◆ GIVEN REQUEST
Gather every line in the records below that contains the word "document".

[Stored entries]
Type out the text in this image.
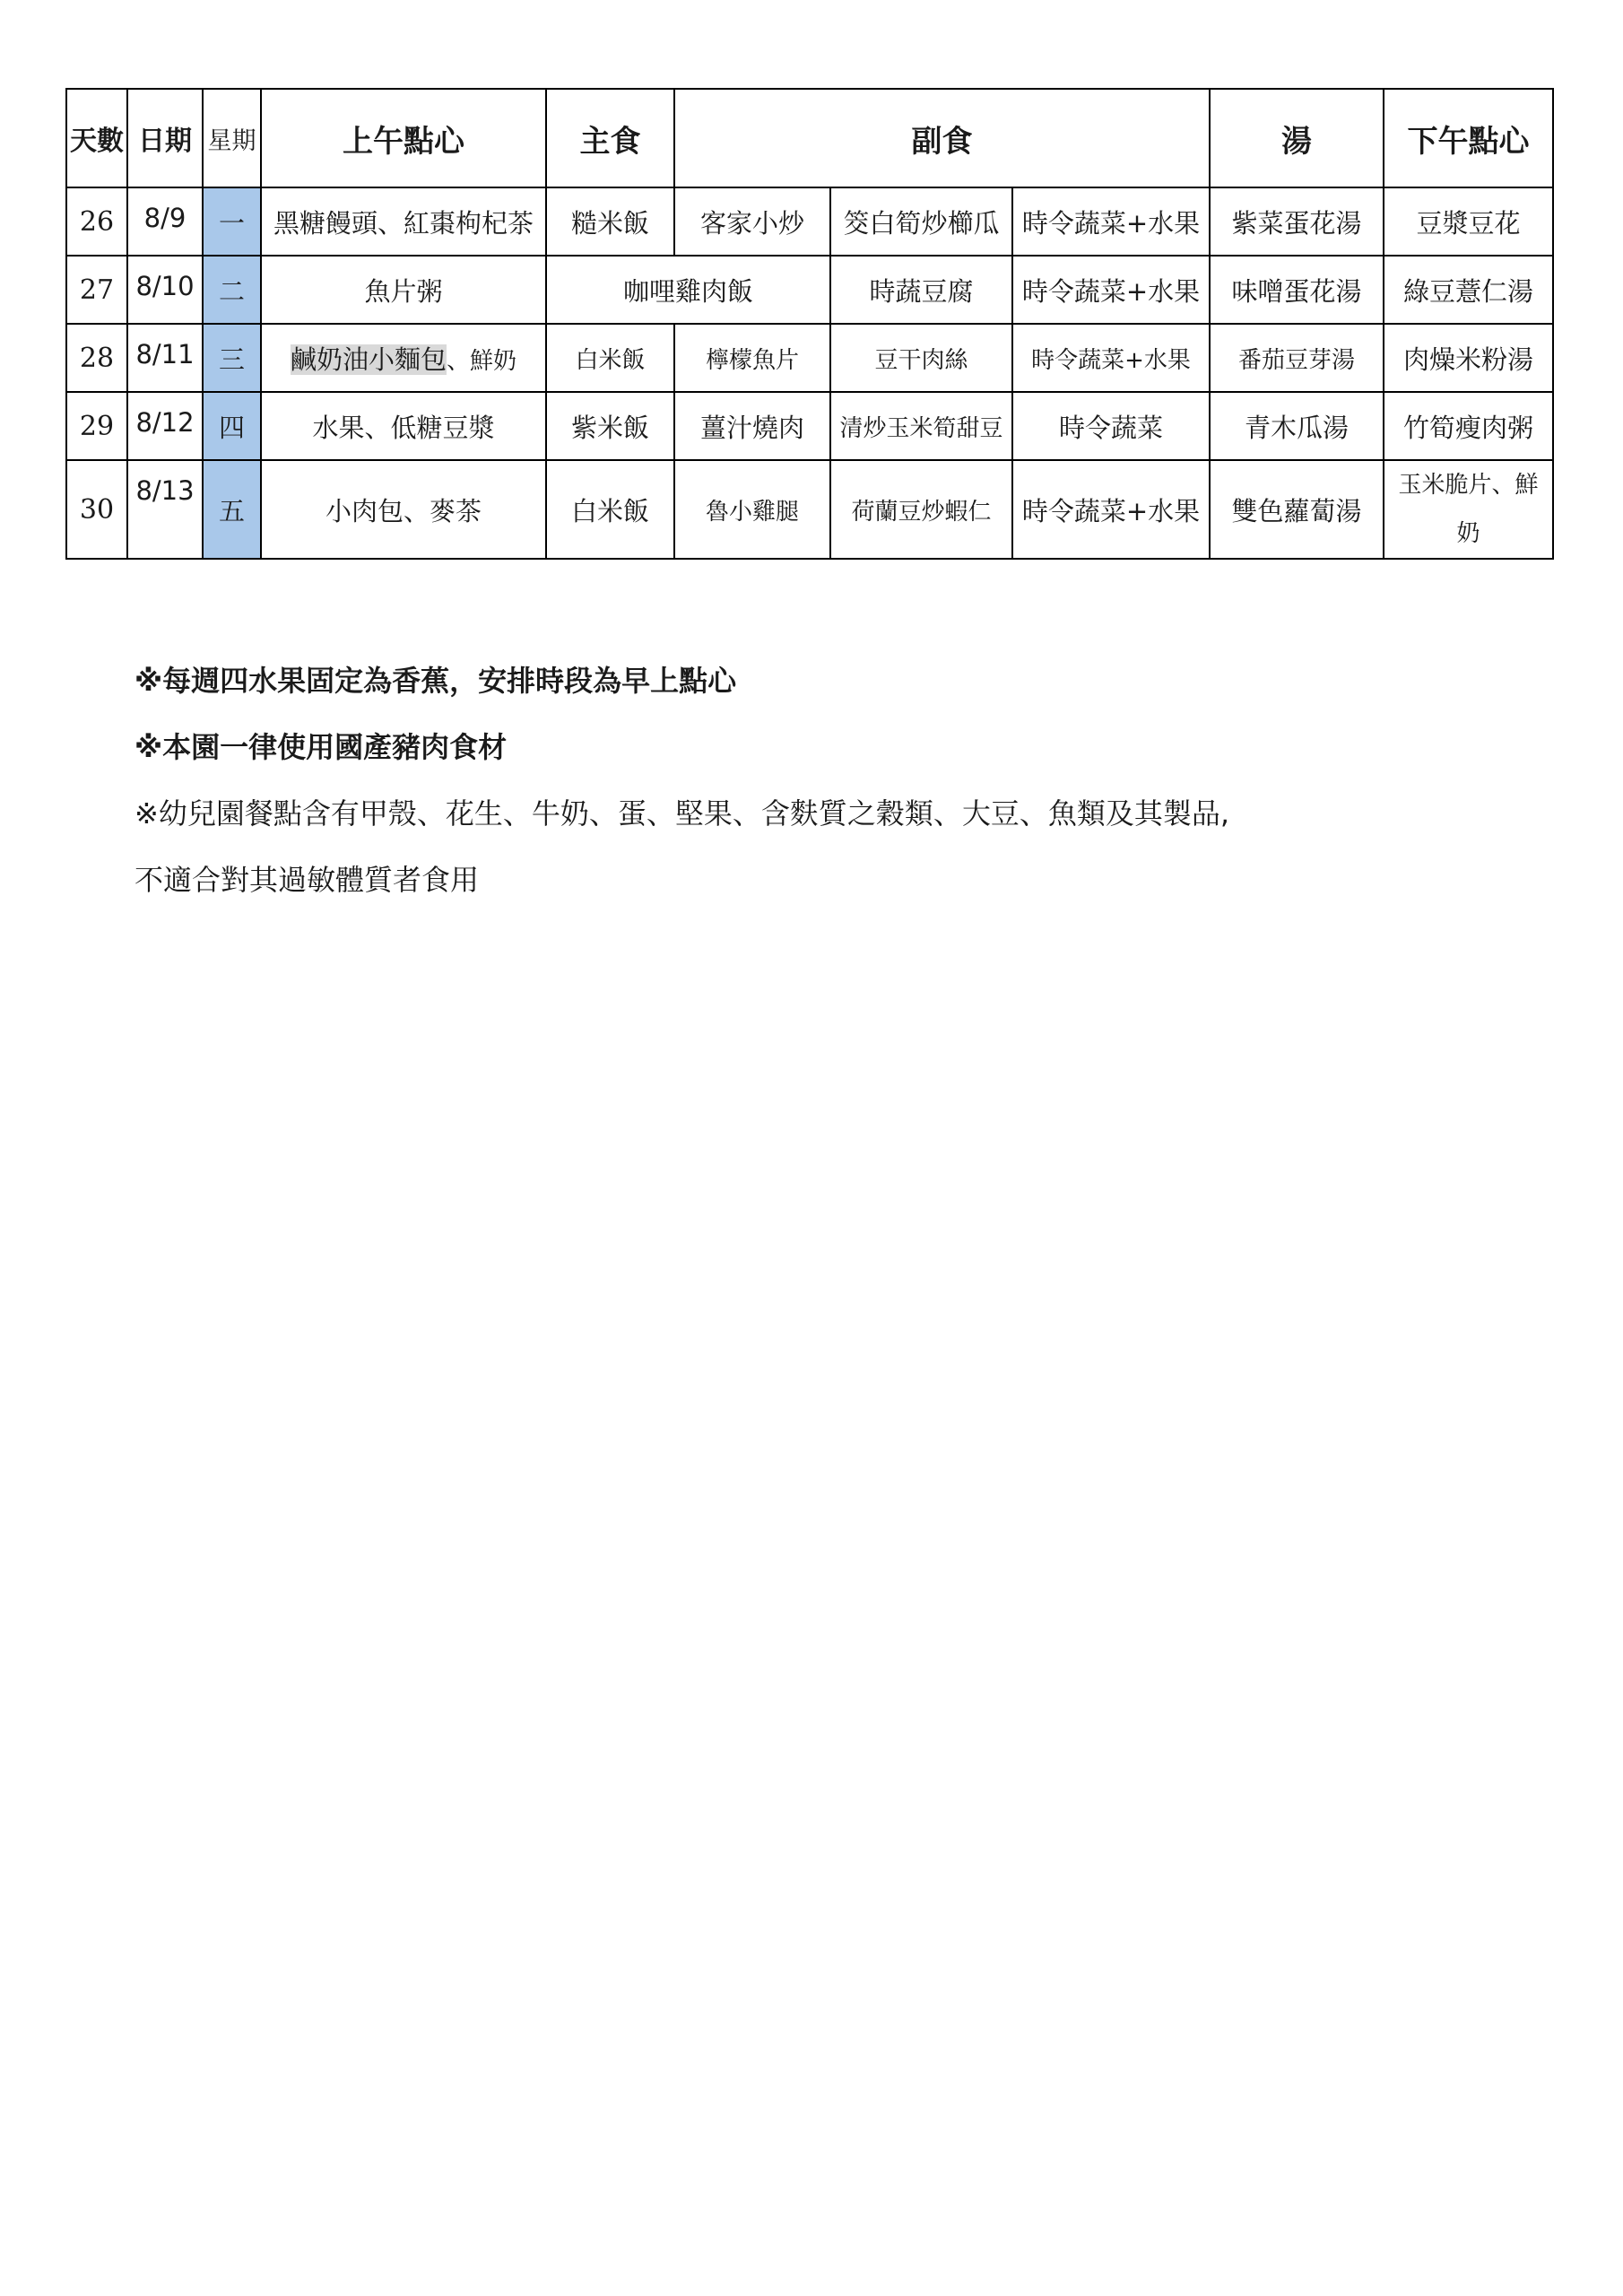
天數	日期	星期	上午點心	主食	副食			湯	下午點心
26	8/9	一	黑糖饅頭、紅棗枸杞茶	糙米飯	客家小炒	筊白筍炒櫛瓜	時令蔬菜+水果	紫菜蛋花湯	豆漿豆花
27	8/10	二	魚片粥	咖哩雞肉飯		時蔬豆腐	時令蔬菜+水果	味噌蛋花湯	綠豆薏仁湯
28	8/11	三	鹹奶油小麵包、鮮奶	白米飯	檸檬魚片	豆干肉絲	時令蔬菜+水果	番茄豆芽湯	肉燥米粉湯
29	8/12	四	水果、低糖豆漿	紫米飯	薑汁燒肉	清炒玉米筍甜豆	時令蔬菜	青木瓜湯	竹筍瘦肉粥
30	8/13	五	小肉包、麥茶	白米飯	魯小雞腿	荷蘭豆炒蝦仁	時令蔬菜+水果	雙色蘿蔔湯	玉米脆片、鮮奶
※每週四水果固定為香蕉，安排時段為早上點心
※本園一律使用國產豬肉食材
※幼兒園餐點含有甲殼、花生、牛奶、蛋、堅果、含麩質之穀類、大豆、魚類及其製品,
不適合對其過敏體質者食用
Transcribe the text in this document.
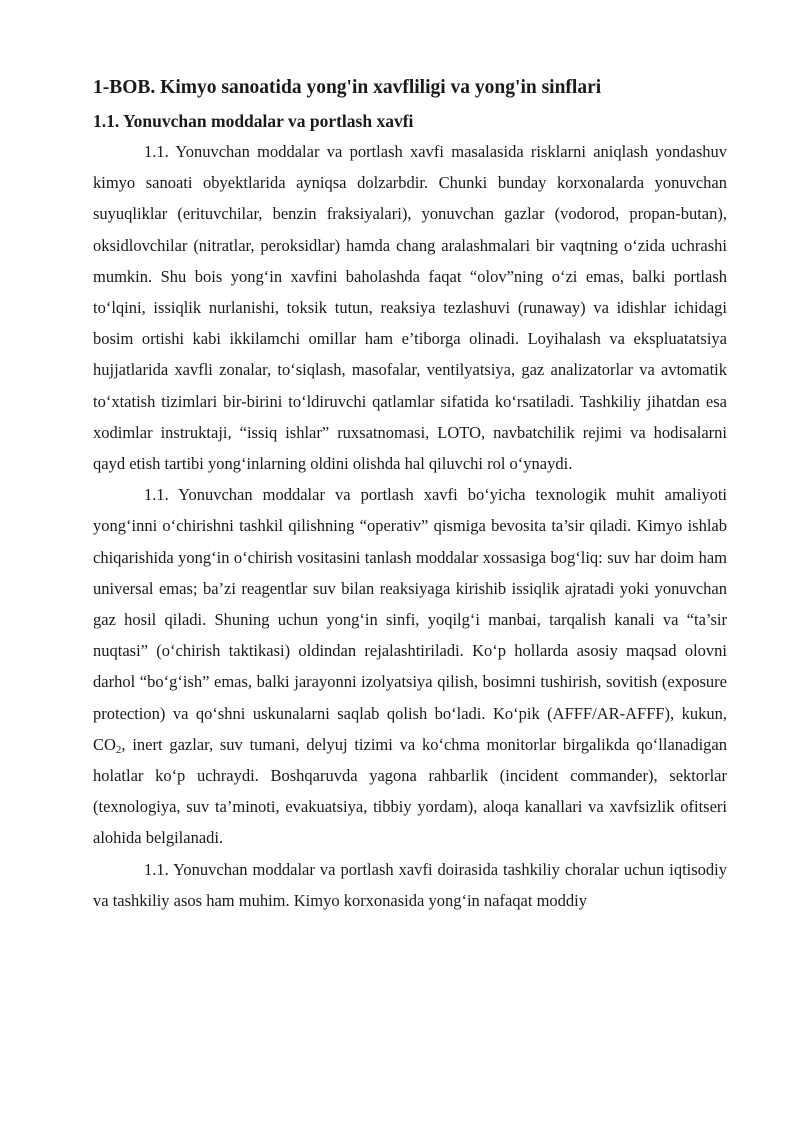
1-BOB. Kimyo sanoatida yong'in xavfliligi va yong'in sinflari
1.1. Yonuvchan moddalar va portlash xavfi

1.1. Yonuvchan moddalar va portlash xavfi masalasida risklarni aniqlash yondashuv kimyo sanoati obyektlarida ayniqsa dolzarbdir. Chunki bunday korxonalarda yonuvchan suyuqliklar (erituvchilar, benzin fraksiyalari), yonuvchan gazlar (vodorod, propan-butan), oksidlovchilar (nitratlar, peroksidlar) hamda chang aralashmalari bir vaqtning o‘zida uchrashi mumkin. Shu bois yong‘in xavfini baholashda faqat “olov”ning o‘zi emas, balki portlash to‘lqini, issiqlik nurlanishi, toksik tutun, reaksiya tezlashuvi (runaway) va idishlar ichidagi bosim ortishi kabi ikkilamchi omillar ham e’tiborga olinadi. Loyihalash va ekspluatatsiya hujjatlarida xavfli zonalar, to‘siqlash, masofalar, ventilyatsiya, gaz analizatorlar va avtomatik to‘xtatish tizimlari bir-birini to‘ldiruvchi qatlamlar sifatida ko‘rsatiladi. Tashkiliy jihatdan esa xodimlar instruktaji, “issiq ishlar” ruxsatnomasi, LOTO, navbatchilik rejimi va hodisalarni qayd etish tartibi yong‘inlarning oldini olishda hal qiluvchi rol o‘ynaydi.

1.1. Yonuvchan moddalar va portlash xavfi bo‘yicha texnologik muhit amaliyoti yong‘inni o‘chirishni tashkil qilishning “operativ” qismiga bevosita ta’sir qiladi. Kimyo ishlab chiqarishida yong‘in o‘chirish vositasini tanlash moddalar xossasiga bog‘liq: suv har doim ham universal emas; ba’zi reagentlar suv bilan reaksiyaga kirishib issiqlik ajratadi yoki yonuvchan gaz hosil qiladi. Shuning uchun yong‘in sinfi, yoqilg‘i manbai, tarqalish kanali va “ta’sir nuqtasi” (o‘chirish taktikasi) oldindan rejalashtiriladi. Ko‘p hollarda asosiy maqsad olovni darhol “bo‘g‘ish” emas, balki jarayonni izolyatsiya qilish, bosimni tushirish, sovitish (exposure protection) va qo‘shni uskunalarni saqlab qolish bo‘ladi. Ko‘pik (AFFF/AR-AFFF), kukun, $CO_2$, inert gazlar, suv tumani, delyuj tizimi va ko‘chma monitorlar birgalikda qo‘llanadigan holatlar ko‘p uchraydi. Boshqaruvda yagona rahbarlik (incident commander), sektorlar (texnologiya, suv ta’minoti, evakuatsiya, tibbiy yordam), aloqa kanallari va xavfsizlik ofitseri alohida belgilanadi.

1.1. Yonuvchan moddalar va portlash xavfi doirasida tashkiliy choralar uchun iqtisodiy va tashkiliy asos ham muhim. Kimyo korxonasida yong‘in nafaqat moddiy
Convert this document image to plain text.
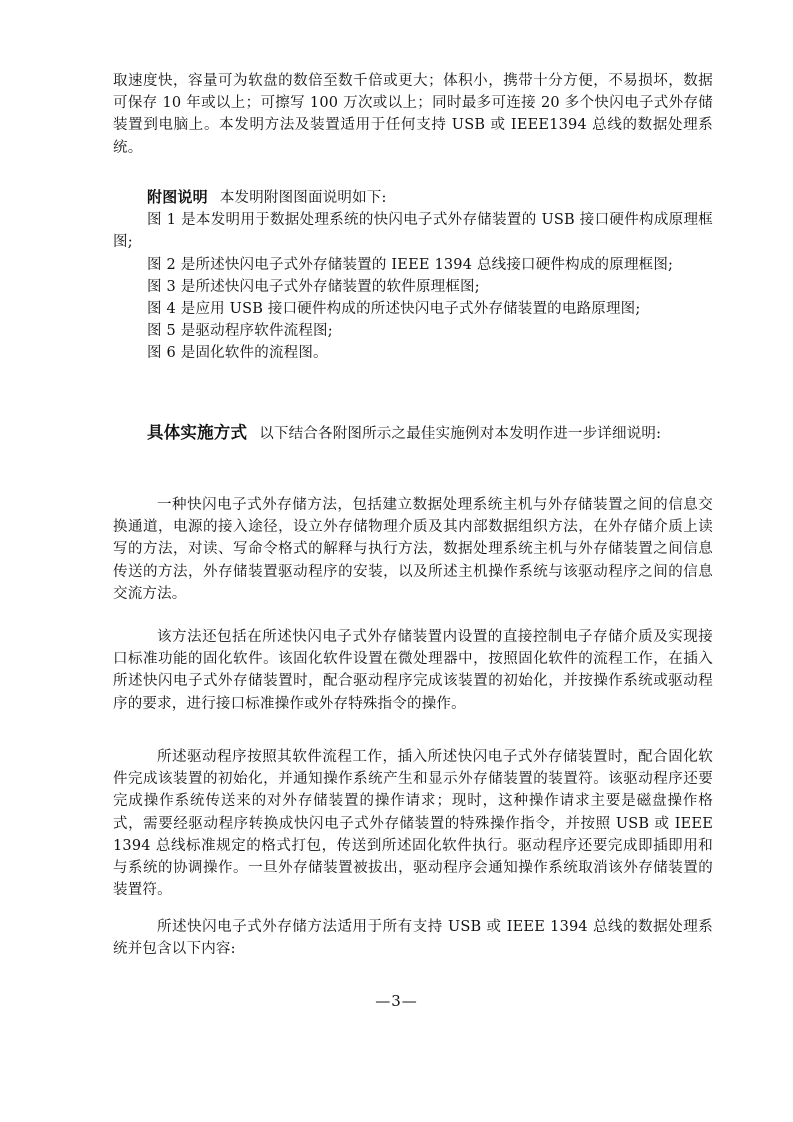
取速度快，容量可为软盘的数倍至数千倍或更大；体积小，携带十分方便，不易损坏，数据可保存 10 年或以上；可擦写 100 万次或以上；同时最多可连接 20 多个快闪电子式外存储装置到电脑上。本发明方法及装置适用于任何支持 USB 或 IEEE1394 总线的数据处理系统。
附图说明 本发明附图图面说明如下:
图 1 是本发明用于数据处理系统的快闪电子式外存储装置的 USB 接口硬件构成原理框图;
图 2 是所述快闪电子式外存储装置的 IEEE 1394 总线接口硬件构成的原理框图;
图 3 是所述快闪电子式外存储装置的软件原理框图;
图 4 是应用 USB 接口硬件构成的所述快闪电子式外存储装置的电路原理图;
图 5 是驱动程序软件流程图;
图 6 是固化软件的流程图。
具体实施方式 以下结合各附图所示之最佳实施例对本发明作进一步详细说明:
一种快闪电子式外存储方法，包括建立数据处理系统主机与外存储装置之间的信息交换通道，电源的接入途径，设立外存储物理介质及其内部数据组织方法，在外存储介质上读写的方法，对读、写命令格式的解释与执行方法，数据处理系统主机与外存储装置之间信息传送的方法，外存储装置驱动程序的安装，以及所述主机操作系统与该驱动程序之间的信息交流方法。
该方法还包括在所述快闪电子式外存储装置内设置的直接控制电子存储介质及实现接口标准功能的固化软件。该固化软件设置在微处理器中，按照固化软件的流程工作，在插入所述快闪电子式外存储装置时，配合驱动程序完成该装置的初始化，并按操作系统或驱动程序的要求，进行接口标准操作或外存特殊指令的操作。
所述驱动程序按照其软件流程工作，插入所述快闪电子式外存储装置时，配合固化软件完成该装置的初始化，并通知操作系统产生和显示外存储装置的装置符。该驱动程序还要完成操作系统传送来的对外存储装置的操作请求；现时，这种操作请求主要是磁盘操作格式，需要经驱动程序转换成快闪电子式外存储装置的特殊操作指令，并按照 USB 或 IEEE 1394 总线标准规定的格式打包，传送到所述固化软件执行。驱动程序还要完成即插即用和与系统的协调操作。一旦外存储装置被拔出，驱动程序会通知操作系统取消该外存储装置的装置符。
所述快闪电子式外存储方法适用于所有支持 USB 或 IEEE 1394 总线的数据处理系统并包含以下内容:
—3—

◆ FINISHED ANSWER
Transcribe the text in this document.
Convert this document image to plain text.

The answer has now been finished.